What to do ->
Take the material below and write it all out again exactly.

Items from a dataset
Start
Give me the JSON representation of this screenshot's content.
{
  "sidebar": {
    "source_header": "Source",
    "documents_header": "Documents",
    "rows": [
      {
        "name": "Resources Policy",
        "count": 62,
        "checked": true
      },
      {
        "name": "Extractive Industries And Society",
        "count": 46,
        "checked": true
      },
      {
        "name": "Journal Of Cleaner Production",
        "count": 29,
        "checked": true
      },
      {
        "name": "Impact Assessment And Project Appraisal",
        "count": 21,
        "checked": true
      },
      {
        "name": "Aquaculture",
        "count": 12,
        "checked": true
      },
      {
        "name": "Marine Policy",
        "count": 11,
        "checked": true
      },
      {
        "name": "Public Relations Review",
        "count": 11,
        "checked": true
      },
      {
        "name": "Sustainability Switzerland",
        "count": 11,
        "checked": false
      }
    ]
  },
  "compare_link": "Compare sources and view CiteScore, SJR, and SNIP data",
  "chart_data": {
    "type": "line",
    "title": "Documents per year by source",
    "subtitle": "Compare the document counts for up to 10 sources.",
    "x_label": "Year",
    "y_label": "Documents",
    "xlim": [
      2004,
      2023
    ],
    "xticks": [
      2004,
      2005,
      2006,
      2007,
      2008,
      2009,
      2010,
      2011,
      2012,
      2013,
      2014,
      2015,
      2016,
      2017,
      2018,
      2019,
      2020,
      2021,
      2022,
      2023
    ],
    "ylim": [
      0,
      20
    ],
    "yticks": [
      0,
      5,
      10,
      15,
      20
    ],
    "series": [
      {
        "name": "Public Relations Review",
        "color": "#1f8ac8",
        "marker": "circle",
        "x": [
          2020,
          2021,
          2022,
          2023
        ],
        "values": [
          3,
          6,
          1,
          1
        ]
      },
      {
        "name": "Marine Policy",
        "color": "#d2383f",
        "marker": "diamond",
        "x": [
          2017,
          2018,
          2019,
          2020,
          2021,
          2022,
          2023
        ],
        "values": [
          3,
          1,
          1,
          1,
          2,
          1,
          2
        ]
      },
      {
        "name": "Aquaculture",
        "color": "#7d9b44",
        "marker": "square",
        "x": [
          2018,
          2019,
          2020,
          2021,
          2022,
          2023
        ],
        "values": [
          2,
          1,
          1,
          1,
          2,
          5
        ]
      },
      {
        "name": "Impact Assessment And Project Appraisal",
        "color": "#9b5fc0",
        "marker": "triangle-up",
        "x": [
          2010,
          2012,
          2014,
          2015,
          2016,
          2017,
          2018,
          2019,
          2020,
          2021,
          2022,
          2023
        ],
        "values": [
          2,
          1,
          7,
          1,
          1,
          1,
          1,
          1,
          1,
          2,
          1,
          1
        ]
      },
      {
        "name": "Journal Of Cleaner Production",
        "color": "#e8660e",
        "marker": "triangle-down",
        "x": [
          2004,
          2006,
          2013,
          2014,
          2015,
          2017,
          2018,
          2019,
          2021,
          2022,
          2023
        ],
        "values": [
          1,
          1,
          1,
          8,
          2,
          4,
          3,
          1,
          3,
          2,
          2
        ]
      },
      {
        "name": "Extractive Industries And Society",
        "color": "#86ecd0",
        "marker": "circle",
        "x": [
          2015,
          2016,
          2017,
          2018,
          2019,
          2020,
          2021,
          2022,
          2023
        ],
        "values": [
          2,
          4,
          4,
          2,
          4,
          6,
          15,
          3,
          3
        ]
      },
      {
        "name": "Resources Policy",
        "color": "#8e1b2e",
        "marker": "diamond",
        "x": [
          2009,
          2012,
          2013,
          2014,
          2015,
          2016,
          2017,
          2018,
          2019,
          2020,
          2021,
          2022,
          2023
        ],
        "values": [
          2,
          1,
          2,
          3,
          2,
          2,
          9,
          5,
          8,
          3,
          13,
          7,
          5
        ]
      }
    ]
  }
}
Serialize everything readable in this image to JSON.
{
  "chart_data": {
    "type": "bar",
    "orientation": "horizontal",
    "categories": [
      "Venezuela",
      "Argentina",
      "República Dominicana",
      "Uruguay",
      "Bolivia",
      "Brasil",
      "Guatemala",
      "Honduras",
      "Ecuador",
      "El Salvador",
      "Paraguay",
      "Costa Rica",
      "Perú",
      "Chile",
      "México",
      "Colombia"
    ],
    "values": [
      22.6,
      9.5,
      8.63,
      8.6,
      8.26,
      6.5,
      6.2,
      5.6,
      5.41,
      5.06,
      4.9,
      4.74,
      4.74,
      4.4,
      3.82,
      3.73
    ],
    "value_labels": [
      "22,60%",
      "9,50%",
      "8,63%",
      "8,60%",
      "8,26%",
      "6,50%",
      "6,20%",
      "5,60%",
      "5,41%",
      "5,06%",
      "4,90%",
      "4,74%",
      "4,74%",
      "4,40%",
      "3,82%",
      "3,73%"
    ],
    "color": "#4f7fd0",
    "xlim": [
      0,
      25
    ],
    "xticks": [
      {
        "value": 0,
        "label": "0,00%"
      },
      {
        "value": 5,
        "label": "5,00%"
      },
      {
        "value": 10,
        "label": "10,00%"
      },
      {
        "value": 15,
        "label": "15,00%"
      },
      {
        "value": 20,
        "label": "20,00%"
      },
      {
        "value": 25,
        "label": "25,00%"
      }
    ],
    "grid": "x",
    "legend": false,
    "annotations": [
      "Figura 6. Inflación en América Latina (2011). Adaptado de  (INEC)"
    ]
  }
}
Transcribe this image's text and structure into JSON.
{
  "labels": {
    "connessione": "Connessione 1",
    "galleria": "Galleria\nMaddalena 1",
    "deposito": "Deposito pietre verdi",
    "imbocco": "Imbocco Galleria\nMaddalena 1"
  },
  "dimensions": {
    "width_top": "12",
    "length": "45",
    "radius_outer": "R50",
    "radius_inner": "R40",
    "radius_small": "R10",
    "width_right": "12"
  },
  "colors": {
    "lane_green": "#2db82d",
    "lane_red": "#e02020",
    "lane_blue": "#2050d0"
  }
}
End
The solution ->
Give me the JSON representation of this screenshot's content.
{
  "sidebar": {
    "source_header": "Source",
    "documents_header": "Documents",
    "rows": [
      {
        "name": "Resources Policy",
        "count": 62,
        "checked": true
      },
      {
        "name": "Extractive Industries And Society",
        "count": 46,
        "checked": true
      },
      {
        "name": "Journal Of Cleaner Production",
        "count": 29,
        "checked": true
      },
      {
        "name": "Impact Assessment And Project Appraisal",
        "count": 21,
        "checked": true
      },
      {
        "name": "Aquaculture",
        "count": 12,
        "checked": true
      },
      {
        "name": "Marine Policy",
        "count": 11,
        "checked": true
      },
      {
        "name": "Public Relations Review",
        "count": 11,
        "checked": true
      },
      {
        "name": "Sustainability Switzerland",
        "count": 11,
        "checked": false
      }
    ]
  },
  "compare_link": "Compare sources and view CiteScore, SJR, and SNIP data",
  "chart_data": {
    "type": "line",
    "title": "Documents per year by source",
    "subtitle": "Compare the document counts for up to 10 sources.",
    "x_label": "Year",
    "y_label": "Documents",
    "xlim": [
      2004,
      2023
    ],
    "xticks": [
      2004,
      2005,
      2006,
      2007,
      2008,
      2009,
      2010,
      2011,
      2012,
      2013,
      2014,
      2015,
      2016,
      2017,
      2018,
      2019,
      2020,
      2021,
      2022,
      2023
    ],
    "ylim": [
      0,
      20
    ],
    "yticks": [
      0,
      5,
      10,
      15,
      20
    ],
    "series": [
      {
        "name": "Public Relations Review",
        "color": "#1f8ac8",
        "marker": "circle",
        "x": [
          2020,
          2021,
          2022,
          2023
        ],
        "values": [
          3,
          6,
          1,
          1
        ]
      },
      {
        "name": "Marine Policy",
        "color": "#d2383f",
        "marker": "diamond",
        "x": [
          2017,
          2018,
          2019,
          2020,
          2021,
          2022,
          2023
        ],
        "values": [
          3,
          1,
          1,
          1,
          2,
          1,
          2
        ]
      },
      {
        "name": "Aquaculture",
        "color": "#7d9b44",
        "marker": "square",
        "x": [
          2018,
          2019,
          2020,
          2021,
          2022,
          2023
        ],
        "values": [
          2,
          1,
          1,
          1,
          2,
          5
        ]
      },
      {
        "name": "Impact Assessment And Project Appraisal",
        "color": "#9b5fc0",
        "marker": "triangle-up",
        "x": [
          2010,
          2012,
          2014,
          2015,
          2016,
          2017,
          2018,
          2019,
          2020,
          2021,
          2022,
          2023
        ],
        "values": [
          2,
          1,
          7,
          1,
          1,
          1,
          1,
          1,
          1,
          2,
          1,
          1
        ]
      },
      {
        "name": "Journal Of Cleaner Production",
        "color": "#e8660e",
        "marker": "triangle-down",
        "x": [
          2004,
          2006,
          2013,
          2014,
          2015,
          2017,
          2018,
          2019,
          2021,
          2022,
          2023
        ],
        "values": [
          1,
          1,
          1,
          8,
          2,
          4,
          3,
          1,
          3,
          2,
          2
        ]
      },
      {
        "name": "Extractive Industries And Society",
        "color": "#86ecd0",
        "marker": "circle",
        "x": [
          2015,
          2016,
          2017,
          2018,
          2019,
          2020,
          2021,
          2022,
          2023
        ],
        "values": [
          2,
          4,
          4,
          2,
          4,
          6,
          15,
          3,
          3
        ]
      },
      {
        "name": "Resources Policy",
        "color": "#8e1b2e",
        "marker": "diamond",
        "x": [
          2009,
          2012,
          2013,
          2014,
          2015,
          2016,
          2017,
          2018,
          2019,
          2020,
          2021,
          2022,
          2023
        ],
        "values": [
          2,
          1,
          2,
          3,
          2,
          2,
          9,
          5,
          8,
          3,
          13,
          7,
          5
        ]
      }
    ]
  }
}
Serialize everything readable in this image to JSON.
{
  "chart_data": {
    "type": "bar",
    "orientation": "horizontal",
    "categories": [
      "Venezuela",
      "Argentina",
      "República Dominicana",
      "Uruguay",
      "Bolivia",
      "Brasil",
      "Guatemala",
      "Honduras",
      "Ecuador",
      "El Salvador",
      "Paraguay",
      "Costa Rica",
      "Perú",
      "Chile",
      "México",
      "Colombia"
    ],
    "values": [
      22.6,
      9.5,
      8.63,
      8.6,
      8.26,
      6.5,
      6.2,
      5.6,
      5.41,
      5.06,
      4.9,
      4.74,
      4.74,
      4.4,
      3.82,
      3.73
    ],
    "value_labels": [
      "22,60%",
      "9,50%",
      "8,63%",
      "8,60%",
      "8,26%",
      "6,50%",
      "6,20%",
      "5,60%",
      "5,41%",
      "5,06%",
      "4,90%",
      "4,74%",
      "4,74%",
      "4,40%",
      "3,82%",
      "3,73%"
    ],
    "color": "#4f7fd0",
    "xlim": [
      0,
      25
    ],
    "xticks": [
      {
        "value": 0,
        "label": "0,00%"
      },
      {
        "value": 5,
        "label": "5,00%"
      },
      {
        "value": 10,
        "label": "10,00%"
      },
      {
        "value": 15,
        "label": "15,00%"
      },
      {
        "value": 20,
        "label": "20,00%"
      },
      {
        "value": 25,
        "label": "25,00%"
      }
    ],
    "grid": "x",
    "legend": false,
    "annotations": [
      "Figura 6. Inflación en América Latina (2011). Adaptado de  (INEC)"
    ]
  }
}
Transcribe this image's text and structure into JSON.
{
  "labels": {
    "connessione": "Connessione 1",
    "galleria": "Galleria\nMaddalena 1",
    "deposito": "Deposito pietre verdi",
    "imbocco": "Imbocco Galleria\nMaddalena 1"
  },
  "dimensions": {
    "width_top": "12",
    "length": "45",
    "radius_outer": "R50",
    "radius_inner": "R40",
    "radius_small": "R10",
    "width_right": "12"
  },
  "colors": {
    "lane_green": "#2db82d",
    "lane_red": "#e02020",
    "lane_blue": "#2050d0"
  }
}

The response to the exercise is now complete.